» **Exercise prompt**: Format the lines from the line containing "Annotate this image: element" through the line containing "756, 462, 816]" as a Markdown table, with columns "No." and "Line" and any blank lines left out.

======== Materials provided

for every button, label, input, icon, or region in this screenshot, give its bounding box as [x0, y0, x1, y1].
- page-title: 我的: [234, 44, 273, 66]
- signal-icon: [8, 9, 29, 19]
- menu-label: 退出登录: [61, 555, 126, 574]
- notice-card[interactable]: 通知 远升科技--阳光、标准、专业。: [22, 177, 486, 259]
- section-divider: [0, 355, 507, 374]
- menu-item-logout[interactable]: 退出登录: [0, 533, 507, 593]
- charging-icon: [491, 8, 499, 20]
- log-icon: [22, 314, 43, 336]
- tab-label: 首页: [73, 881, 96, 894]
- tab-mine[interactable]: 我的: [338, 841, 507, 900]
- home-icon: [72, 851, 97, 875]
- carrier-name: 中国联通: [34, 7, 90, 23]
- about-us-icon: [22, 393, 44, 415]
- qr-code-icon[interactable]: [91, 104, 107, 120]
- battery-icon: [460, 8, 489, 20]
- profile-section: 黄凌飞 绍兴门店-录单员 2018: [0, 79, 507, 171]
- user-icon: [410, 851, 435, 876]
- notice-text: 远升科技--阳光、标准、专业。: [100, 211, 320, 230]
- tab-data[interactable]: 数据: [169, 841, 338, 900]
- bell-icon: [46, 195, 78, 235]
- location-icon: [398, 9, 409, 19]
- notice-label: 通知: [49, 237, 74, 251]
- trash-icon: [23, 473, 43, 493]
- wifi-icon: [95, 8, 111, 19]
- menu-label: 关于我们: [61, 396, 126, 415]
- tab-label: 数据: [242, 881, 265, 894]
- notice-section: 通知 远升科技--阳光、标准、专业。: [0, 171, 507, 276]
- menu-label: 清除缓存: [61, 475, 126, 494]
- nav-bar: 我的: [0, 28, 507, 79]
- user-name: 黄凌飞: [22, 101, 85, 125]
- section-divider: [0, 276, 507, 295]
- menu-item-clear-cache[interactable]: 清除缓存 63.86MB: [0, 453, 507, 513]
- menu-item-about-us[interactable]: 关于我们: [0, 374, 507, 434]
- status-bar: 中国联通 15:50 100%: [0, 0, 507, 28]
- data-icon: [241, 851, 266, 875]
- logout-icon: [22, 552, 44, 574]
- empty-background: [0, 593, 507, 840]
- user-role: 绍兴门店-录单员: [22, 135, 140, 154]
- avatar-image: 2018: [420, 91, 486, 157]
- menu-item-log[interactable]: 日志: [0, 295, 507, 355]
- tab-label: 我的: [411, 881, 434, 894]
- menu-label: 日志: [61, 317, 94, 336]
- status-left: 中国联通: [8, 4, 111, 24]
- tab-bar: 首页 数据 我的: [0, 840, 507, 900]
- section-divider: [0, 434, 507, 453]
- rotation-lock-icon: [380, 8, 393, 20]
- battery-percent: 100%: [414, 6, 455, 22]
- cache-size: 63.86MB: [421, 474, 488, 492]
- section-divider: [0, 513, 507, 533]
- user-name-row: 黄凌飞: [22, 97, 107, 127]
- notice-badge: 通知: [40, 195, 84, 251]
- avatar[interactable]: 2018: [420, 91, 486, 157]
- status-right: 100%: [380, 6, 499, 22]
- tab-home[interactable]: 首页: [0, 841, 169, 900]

================
======== Materials provided

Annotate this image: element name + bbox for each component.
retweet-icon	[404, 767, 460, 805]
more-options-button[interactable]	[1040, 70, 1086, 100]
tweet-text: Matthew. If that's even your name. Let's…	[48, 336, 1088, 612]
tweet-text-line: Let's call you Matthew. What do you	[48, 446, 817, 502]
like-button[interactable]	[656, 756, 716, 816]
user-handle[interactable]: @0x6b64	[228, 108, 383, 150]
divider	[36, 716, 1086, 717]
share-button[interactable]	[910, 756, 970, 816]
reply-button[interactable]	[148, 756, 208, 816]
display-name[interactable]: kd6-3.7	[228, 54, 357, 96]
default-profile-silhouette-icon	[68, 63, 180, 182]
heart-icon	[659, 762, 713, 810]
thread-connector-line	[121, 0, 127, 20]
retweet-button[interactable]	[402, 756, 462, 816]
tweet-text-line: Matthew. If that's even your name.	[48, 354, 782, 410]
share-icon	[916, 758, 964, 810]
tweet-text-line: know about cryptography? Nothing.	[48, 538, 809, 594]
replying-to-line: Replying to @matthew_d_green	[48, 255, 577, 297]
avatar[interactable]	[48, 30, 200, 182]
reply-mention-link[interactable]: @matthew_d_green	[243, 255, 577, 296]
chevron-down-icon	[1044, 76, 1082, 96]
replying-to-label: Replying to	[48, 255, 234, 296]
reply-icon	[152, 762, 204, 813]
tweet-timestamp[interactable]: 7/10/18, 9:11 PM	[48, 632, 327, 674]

================

» **Output for this exercise**:
| No. | Line |
|---|---|
| 1 | Annotate this image: element name + bbox for each component. |
| 2 | retweet-icon	[404, 767, 460, 805] |
| 3 | more-options-button[interactable]	[1040, 70, 1086, 100] |
| 4 | tweet-text: Matthew. If that's even your name. Let's…	[48, 336, 1088, 612] |
| 5 | tweet-text-line: Let's call you Matthew. What do you	[48, 446, 817, 502] |
| 6 | like-button[interactable]	[656, 756, 716, 816] |
| 7 | user-handle[interactable]: @0x6b64	[228, 108, 383, 150] |
| 8 | divider	[36, 716, 1086, 717] |
| 9 | share-button[interactable]	[910, 756, 970, 816] |
| 10 | reply-button[interactable]	[148, 756, 208, 816] |
| 11 | display-name[interactable]: kd6-3.7	[228, 54, 357, 96] |
| 12 | default-profile-silhouette-icon	[68, 63, 180, 182] |
| 13 | heart-icon	[659, 762, 713, 810] |
| 14 | thread-connector-line	[121, 0, 127, 20] |
| 15 | retweet-button[interactable]	[402, 756, 462, 816] |